(Aim):
Skip the pictures. Copy all the rest of the records down exactly.

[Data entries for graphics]
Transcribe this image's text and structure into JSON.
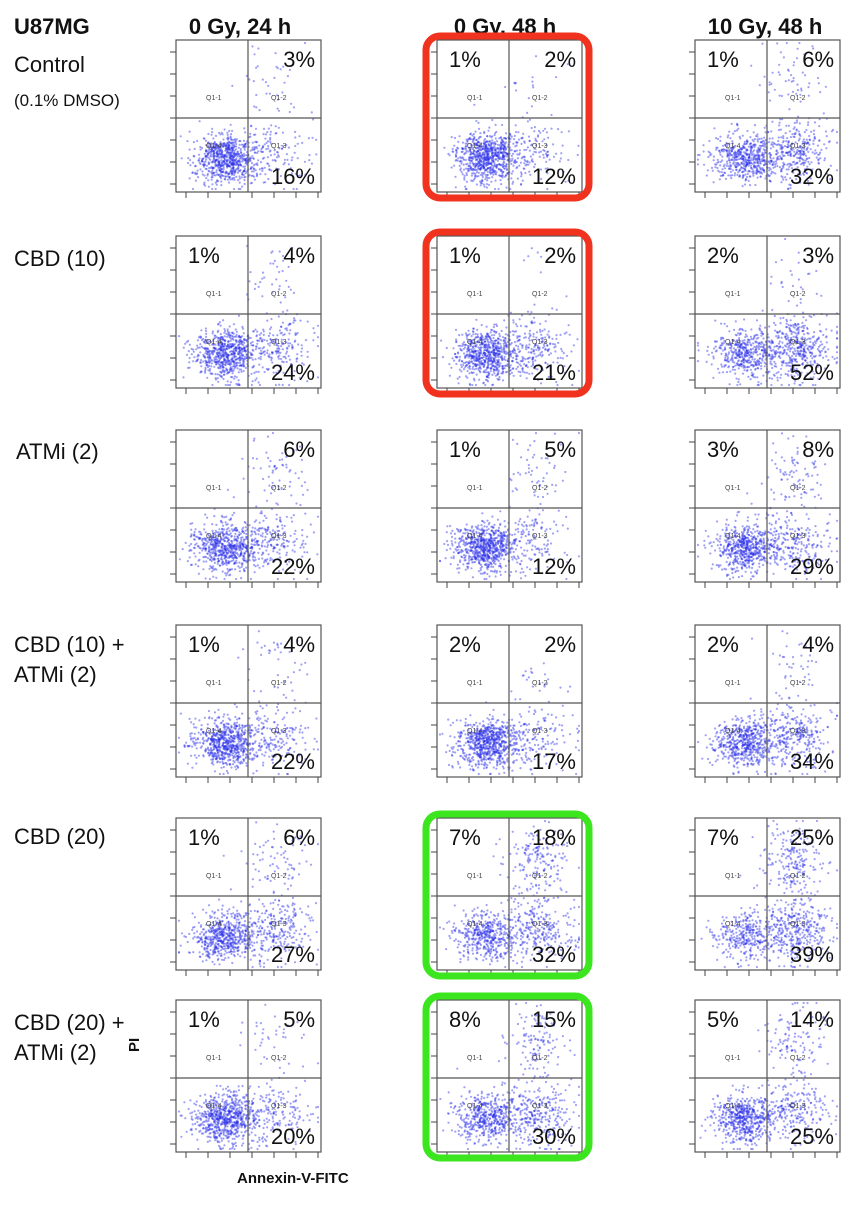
{
  "title": "U87MG",
  "axis": {
    "x_label": "Annexin-V-FITC",
    "y_label": "PI"
  },
  "columns": [
    "0 Gy, 24 h",
    "0 Gy, 48 h",
    "10 Gy, 48 h"
  ],
  "rows": [
    {
      "label_lines": [
        "Control",
        "(0.1% DMSO)"
      ]
    },
    {
      "label_lines": [
        "CBD (10)"
      ]
    },
    {
      "label_lines": [
        "ATMi (2)"
      ]
    },
    {
      "label_lines": [
        "CBD (10) +",
        "ATMi (2)"
      ]
    },
    {
      "label_lines": [
        "CBD (20)"
      ]
    },
    {
      "label_lines": [
        "CBD (20) +",
        "ATMi (2)"
      ]
    }
  ],
  "colors": {
    "dots": "#2a2ee8",
    "red_box": "#f0321e",
    "green_box": "#3ce61e"
  },
  "chart_data": {
    "type": "scatter",
    "quadrant_labels": [
      "Q1-1",
      "Q1-2",
      "Q1-3",
      "Q1-4"
    ],
    "panels": [
      {
        "row": 0,
        "col": 0,
        "ul": "",
        "ur": "3%",
        "lr": "16%",
        "highlight": ""
      },
      {
        "row": 0,
        "col": 1,
        "ul": "1%",
        "ur": "2%",
        "lr": "12%",
        "highlight": "red"
      },
      {
        "row": 0,
        "col": 2,
        "ul": "1%",
        "ur": "6%",
        "lr": "32%",
        "highlight": ""
      },
      {
        "row": 1,
        "col": 0,
        "ul": "1%",
        "ur": "4%",
        "lr": "24%",
        "highlight": ""
      },
      {
        "row": 1,
        "col": 1,
        "ul": "1%",
        "ur": "2%",
        "lr": "21%",
        "highlight": "red"
      },
      {
        "row": 1,
        "col": 2,
        "ul": "2%",
        "ur": "3%",
        "lr": "52%",
        "highlight": ""
      },
      {
        "row": 2,
        "col": 0,
        "ul": "",
        "ur": "6%",
        "lr": "22%",
        "highlight": ""
      },
      {
        "row": 2,
        "col": 1,
        "ul": "1%",
        "ur": "5%",
        "lr": "12%",
        "highlight": ""
      },
      {
        "row": 2,
        "col": 2,
        "ul": "3%",
        "ur": "8%",
        "lr": "29%",
        "highlight": ""
      },
      {
        "row": 3,
        "col": 0,
        "ul": "1%",
        "ur": "4%",
        "lr": "22%",
        "highlight": ""
      },
      {
        "row": 3,
        "col": 1,
        "ul": "2%",
        "ur": "2%",
        "lr": "17%",
        "highlight": ""
      },
      {
        "row": 3,
        "col": 2,
        "ul": "2%",
        "ur": "4%",
        "lr": "34%",
        "highlight": ""
      },
      {
        "row": 4,
        "col": 0,
        "ul": "1%",
        "ur": "6%",
        "lr": "27%",
        "highlight": ""
      },
      {
        "row": 4,
        "col": 1,
        "ul": "7%",
        "ur": "18%",
        "lr": "32%",
        "highlight": "green"
      },
      {
        "row": 4,
        "col": 2,
        "ul": "7%",
        "ur": "25%",
        "lr": "39%",
        "highlight": ""
      },
      {
        "row": 5,
        "col": 0,
        "ul": "1%",
        "ur": "5%",
        "lr": "20%",
        "highlight": ""
      },
      {
        "row": 5,
        "col": 1,
        "ul": "8%",
        "ur": "15%",
        "lr": "30%",
        "highlight": "green"
      },
      {
        "row": 5,
        "col": 2,
        "ul": "5%",
        "ur": "14%",
        "lr": "25%",
        "highlight": ""
      }
    ]
  }
}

(Finished task):
Transcribe this image's text and structure into JSON.
{
  "title": "U87MG",
  "axis": {
    "x_label": "Annexin-V-FITC",
    "y_label": "PI"
  },
  "columns": [
    "0 Gy, 24 h",
    "0 Gy, 48 h",
    "10 Gy, 48 h"
  ],
  "rows": [
    {
      "label_lines": [
        "Control",
        "(0.1% DMSO)"
      ]
    },
    {
      "label_lines": [
        "CBD (10)"
      ]
    },
    {
      "label_lines": [
        "ATMi (2)"
      ]
    },
    {
      "label_lines": [
        "CBD (10) +",
        "ATMi (2)"
      ]
    },
    {
      "label_lines": [
        "CBD (20)"
      ]
    },
    {
      "label_lines": [
        "CBD (20) +",
        "ATMi (2)"
      ]
    }
  ],
  "colors": {
    "dots": "#2a2ee8",
    "red_box": "#f0321e",
    "green_box": "#3ce61e"
  },
  "chart_data": {
    "type": "scatter",
    "quadrant_labels": [
      "Q1-1",
      "Q1-2",
      "Q1-3",
      "Q1-4"
    ],
    "panels": [
      {
        "row": 0,
        "col": 0,
        "ul": "",
        "ur": "3%",
        "lr": "16%",
        "highlight": ""
      },
      {
        "row": 0,
        "col": 1,
        "ul": "1%",
        "ur": "2%",
        "lr": "12%",
        "highlight": "red"
      },
      {
        "row": 0,
        "col": 2,
        "ul": "1%",
        "ur": "6%",
        "lr": "32%",
        "highlight": ""
      },
      {
        "row": 1,
        "col": 0,
        "ul": "1%",
        "ur": "4%",
        "lr": "24%",
        "highlight": ""
      },
      {
        "row": 1,
        "col": 1,
        "ul": "1%",
        "ur": "2%",
        "lr": "21%",
        "highlight": "red"
      },
      {
        "row": 1,
        "col": 2,
        "ul": "2%",
        "ur": "3%",
        "lr": "52%",
        "highlight": ""
      },
      {
        "row": 2,
        "col": 0,
        "ul": "",
        "ur": "6%",
        "lr": "22%",
        "highlight": ""
      },
      {
        "row": 2,
        "col": 1,
        "ul": "1%",
        "ur": "5%",
        "lr": "12%",
        "highlight": ""
      },
      {
        "row": 2,
        "col": 2,
        "ul": "3%",
        "ur": "8%",
        "lr": "29%",
        "highlight": ""
      },
      {
        "row": 3,
        "col": 0,
        "ul": "1%",
        "ur": "4%",
        "lr": "22%",
        "highlight": ""
      },
      {
        "row": 3,
        "col": 1,
        "ul": "2%",
        "ur": "2%",
        "lr": "17%",
        "highlight": ""
      },
      {
        "row": 3,
        "col": 2,
        "ul": "2%",
        "ur": "4%",
        "lr": "34%",
        "highlight": ""
      },
      {
        "row": 4,
        "col": 0,
        "ul": "1%",
        "ur": "6%",
        "lr": "27%",
        "highlight": ""
      },
      {
        "row": 4,
        "col": 1,
        "ul": "7%",
        "ur": "18%",
        "lr": "32%",
        "highlight": "green"
      },
      {
        "row": 4,
        "col": 2,
        "ul": "7%",
        "ur": "25%",
        "lr": "39%",
        "highlight": ""
      },
      {
        "row": 5,
        "col": 0,
        "ul": "1%",
        "ur": "5%",
        "lr": "20%",
        "highlight": ""
      },
      {
        "row": 5,
        "col": 1,
        "ul": "8%",
        "ur": "15%",
        "lr": "30%",
        "highlight": "green"
      },
      {
        "row": 5,
        "col": 2,
        "ul": "5%",
        "ur": "14%",
        "lr": "25%",
        "highlight": ""
      }
    ]
  }
}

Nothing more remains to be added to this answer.